Copy the records word for word, starting with the line that contains "Find all labels, buttons, inputs, and" and going on through the line that contains "availability-badge-label: AVAILABLE FOR", including both of those lines. Leave the pictures out of your copy.

**DATA**:
********************

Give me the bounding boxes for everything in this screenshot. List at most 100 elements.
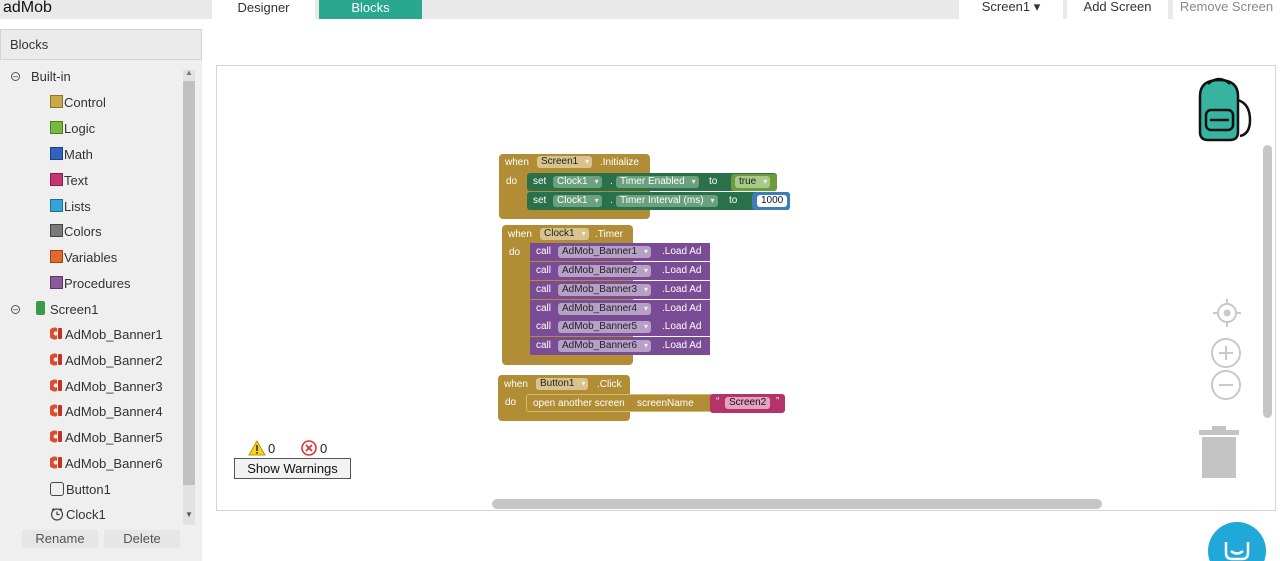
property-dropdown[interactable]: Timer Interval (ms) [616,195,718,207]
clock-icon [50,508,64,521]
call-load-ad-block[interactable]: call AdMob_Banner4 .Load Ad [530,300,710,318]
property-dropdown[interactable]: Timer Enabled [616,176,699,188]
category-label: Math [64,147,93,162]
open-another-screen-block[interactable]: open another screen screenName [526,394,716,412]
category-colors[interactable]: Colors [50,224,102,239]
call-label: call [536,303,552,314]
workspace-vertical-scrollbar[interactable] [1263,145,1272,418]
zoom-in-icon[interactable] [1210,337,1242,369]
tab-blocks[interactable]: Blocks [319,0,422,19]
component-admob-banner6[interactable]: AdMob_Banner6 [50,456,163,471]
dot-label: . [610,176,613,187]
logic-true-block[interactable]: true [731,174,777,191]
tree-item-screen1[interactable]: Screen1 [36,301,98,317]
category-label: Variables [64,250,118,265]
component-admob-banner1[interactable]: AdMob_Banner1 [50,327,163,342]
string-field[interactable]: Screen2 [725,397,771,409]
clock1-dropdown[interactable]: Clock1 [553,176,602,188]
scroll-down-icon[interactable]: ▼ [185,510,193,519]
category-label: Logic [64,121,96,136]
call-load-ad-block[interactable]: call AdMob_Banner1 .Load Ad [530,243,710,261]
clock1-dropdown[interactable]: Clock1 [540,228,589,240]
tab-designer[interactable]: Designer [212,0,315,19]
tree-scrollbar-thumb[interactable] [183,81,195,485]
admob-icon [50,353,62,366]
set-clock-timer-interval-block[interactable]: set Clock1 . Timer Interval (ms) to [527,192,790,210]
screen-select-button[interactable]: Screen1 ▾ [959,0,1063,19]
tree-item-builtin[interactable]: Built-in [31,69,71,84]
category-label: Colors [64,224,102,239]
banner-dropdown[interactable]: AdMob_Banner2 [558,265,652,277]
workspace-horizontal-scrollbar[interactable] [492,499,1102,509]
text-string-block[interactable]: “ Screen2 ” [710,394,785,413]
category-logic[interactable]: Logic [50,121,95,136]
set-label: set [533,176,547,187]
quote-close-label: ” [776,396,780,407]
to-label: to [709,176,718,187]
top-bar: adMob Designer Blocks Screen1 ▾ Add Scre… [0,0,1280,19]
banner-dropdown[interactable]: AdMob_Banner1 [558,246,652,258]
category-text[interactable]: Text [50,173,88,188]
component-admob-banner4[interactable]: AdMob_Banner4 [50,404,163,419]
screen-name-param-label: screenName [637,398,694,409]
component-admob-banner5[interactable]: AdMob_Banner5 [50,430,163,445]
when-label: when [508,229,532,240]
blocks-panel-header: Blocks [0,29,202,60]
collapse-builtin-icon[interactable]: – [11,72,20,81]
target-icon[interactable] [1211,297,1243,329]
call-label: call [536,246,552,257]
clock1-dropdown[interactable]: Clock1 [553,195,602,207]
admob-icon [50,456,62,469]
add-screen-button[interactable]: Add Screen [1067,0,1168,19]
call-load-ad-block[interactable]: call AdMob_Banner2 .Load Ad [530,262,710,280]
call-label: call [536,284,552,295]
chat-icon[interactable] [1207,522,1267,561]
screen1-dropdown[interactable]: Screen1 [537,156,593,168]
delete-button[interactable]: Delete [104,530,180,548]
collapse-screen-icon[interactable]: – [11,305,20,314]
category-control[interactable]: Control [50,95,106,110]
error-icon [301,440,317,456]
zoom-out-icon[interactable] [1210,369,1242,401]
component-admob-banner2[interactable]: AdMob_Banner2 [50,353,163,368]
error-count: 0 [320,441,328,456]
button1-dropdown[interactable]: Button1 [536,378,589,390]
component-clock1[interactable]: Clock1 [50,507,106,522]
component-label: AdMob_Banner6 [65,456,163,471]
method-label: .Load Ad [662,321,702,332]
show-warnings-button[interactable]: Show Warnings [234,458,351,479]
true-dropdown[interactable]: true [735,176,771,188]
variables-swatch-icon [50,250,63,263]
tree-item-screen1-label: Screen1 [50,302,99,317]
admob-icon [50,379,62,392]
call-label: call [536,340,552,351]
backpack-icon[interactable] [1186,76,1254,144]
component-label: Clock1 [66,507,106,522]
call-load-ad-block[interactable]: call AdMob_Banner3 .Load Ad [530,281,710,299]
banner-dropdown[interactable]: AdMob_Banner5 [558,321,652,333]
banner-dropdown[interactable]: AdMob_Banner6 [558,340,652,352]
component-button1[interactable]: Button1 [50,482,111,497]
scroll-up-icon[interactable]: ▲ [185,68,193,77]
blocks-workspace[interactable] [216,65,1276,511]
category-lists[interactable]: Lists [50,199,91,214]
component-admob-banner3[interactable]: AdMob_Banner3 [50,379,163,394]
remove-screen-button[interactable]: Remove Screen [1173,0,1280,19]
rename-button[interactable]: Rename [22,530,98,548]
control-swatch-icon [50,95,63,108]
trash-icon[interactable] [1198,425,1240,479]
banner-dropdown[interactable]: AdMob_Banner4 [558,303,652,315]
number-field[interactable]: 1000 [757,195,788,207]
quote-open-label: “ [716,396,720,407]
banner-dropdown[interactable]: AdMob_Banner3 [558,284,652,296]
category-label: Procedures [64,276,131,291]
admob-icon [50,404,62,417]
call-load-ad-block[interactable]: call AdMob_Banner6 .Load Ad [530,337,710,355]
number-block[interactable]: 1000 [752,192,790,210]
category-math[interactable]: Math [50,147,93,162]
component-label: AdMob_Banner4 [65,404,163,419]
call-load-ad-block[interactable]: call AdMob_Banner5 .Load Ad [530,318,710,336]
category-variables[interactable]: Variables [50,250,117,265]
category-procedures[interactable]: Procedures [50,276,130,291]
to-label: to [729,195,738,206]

********************

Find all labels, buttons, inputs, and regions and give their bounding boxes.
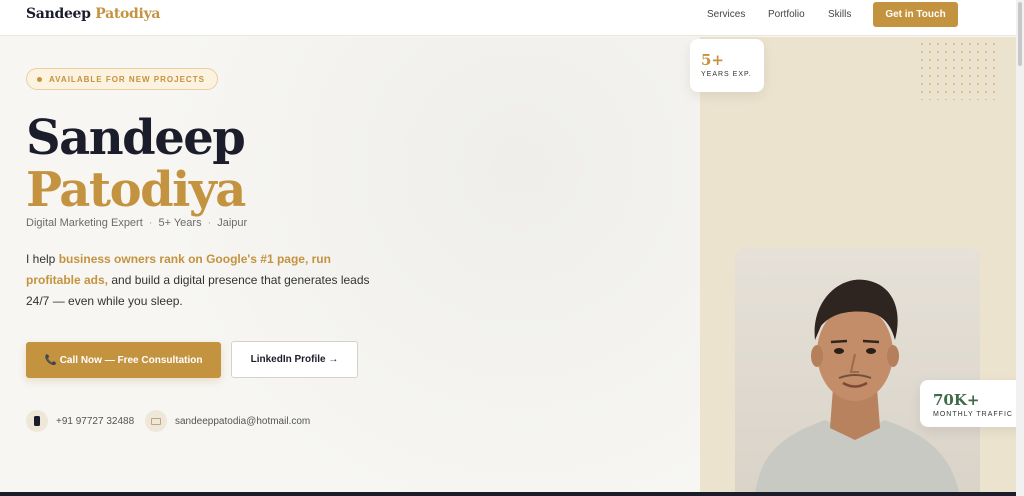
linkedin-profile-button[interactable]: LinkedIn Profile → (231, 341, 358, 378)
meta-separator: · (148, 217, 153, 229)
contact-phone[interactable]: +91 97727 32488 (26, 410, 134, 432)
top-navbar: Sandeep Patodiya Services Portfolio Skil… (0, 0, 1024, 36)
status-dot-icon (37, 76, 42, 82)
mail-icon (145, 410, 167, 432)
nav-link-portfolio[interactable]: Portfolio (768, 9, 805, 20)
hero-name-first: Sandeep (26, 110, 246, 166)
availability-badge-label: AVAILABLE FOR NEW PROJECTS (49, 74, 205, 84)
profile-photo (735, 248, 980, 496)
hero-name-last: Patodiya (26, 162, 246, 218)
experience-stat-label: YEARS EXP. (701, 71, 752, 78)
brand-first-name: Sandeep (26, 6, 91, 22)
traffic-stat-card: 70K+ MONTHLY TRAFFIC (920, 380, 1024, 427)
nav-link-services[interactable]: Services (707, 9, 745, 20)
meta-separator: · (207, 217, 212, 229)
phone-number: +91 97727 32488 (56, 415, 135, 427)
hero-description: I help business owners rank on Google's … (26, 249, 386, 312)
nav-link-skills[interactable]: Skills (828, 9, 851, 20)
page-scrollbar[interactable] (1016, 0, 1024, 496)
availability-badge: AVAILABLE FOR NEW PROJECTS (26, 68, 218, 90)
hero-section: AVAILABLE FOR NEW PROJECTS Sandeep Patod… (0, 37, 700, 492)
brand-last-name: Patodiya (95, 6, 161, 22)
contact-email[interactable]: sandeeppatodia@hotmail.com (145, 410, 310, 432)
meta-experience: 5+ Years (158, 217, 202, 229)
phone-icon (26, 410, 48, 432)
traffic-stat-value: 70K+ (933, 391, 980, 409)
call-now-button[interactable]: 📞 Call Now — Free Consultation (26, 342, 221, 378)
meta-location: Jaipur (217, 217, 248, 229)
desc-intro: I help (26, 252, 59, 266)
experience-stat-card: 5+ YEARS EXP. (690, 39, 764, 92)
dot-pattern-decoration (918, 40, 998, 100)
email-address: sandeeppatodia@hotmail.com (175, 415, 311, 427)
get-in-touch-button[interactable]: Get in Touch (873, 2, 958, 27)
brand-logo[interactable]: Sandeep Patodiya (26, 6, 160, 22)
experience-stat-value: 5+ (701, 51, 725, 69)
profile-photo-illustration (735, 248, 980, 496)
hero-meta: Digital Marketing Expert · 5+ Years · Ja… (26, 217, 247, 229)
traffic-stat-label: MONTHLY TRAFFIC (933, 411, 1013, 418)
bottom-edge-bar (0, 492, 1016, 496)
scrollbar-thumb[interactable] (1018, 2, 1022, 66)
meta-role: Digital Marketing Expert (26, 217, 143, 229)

********************

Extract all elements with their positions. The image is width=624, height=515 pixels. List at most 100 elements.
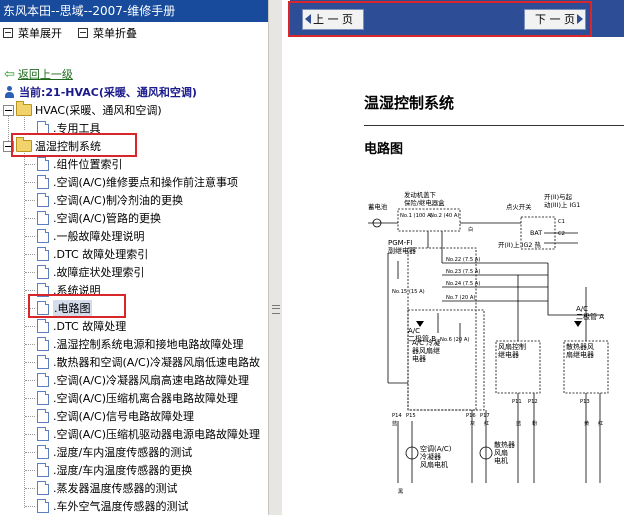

********************

**ANSWER BELOW**:
Find all labels, buttons, inputs, and regions and give their bounding boxes.
linkedin-profile-button[interactable]: LinkedIn Profile → (231, 341, 358, 378)
meta-separator: · (148, 217, 153, 229)
contact-phone[interactable]: +91 97727 32488 (26, 410, 134, 432)
top-navbar: Sandeep Patodiya Services Portfolio Skil… (0, 0, 1024, 36)
status-dot-icon (37, 76, 42, 82)
mail-icon (145, 410, 167, 432)
nav-link-portfolio[interactable]: Portfolio (768, 9, 805, 20)
hero-name-first: Sandeep (26, 110, 246, 166)
availability-badge-label: AVAILABLE FOR NEW PROJECTS (49, 74, 205, 84)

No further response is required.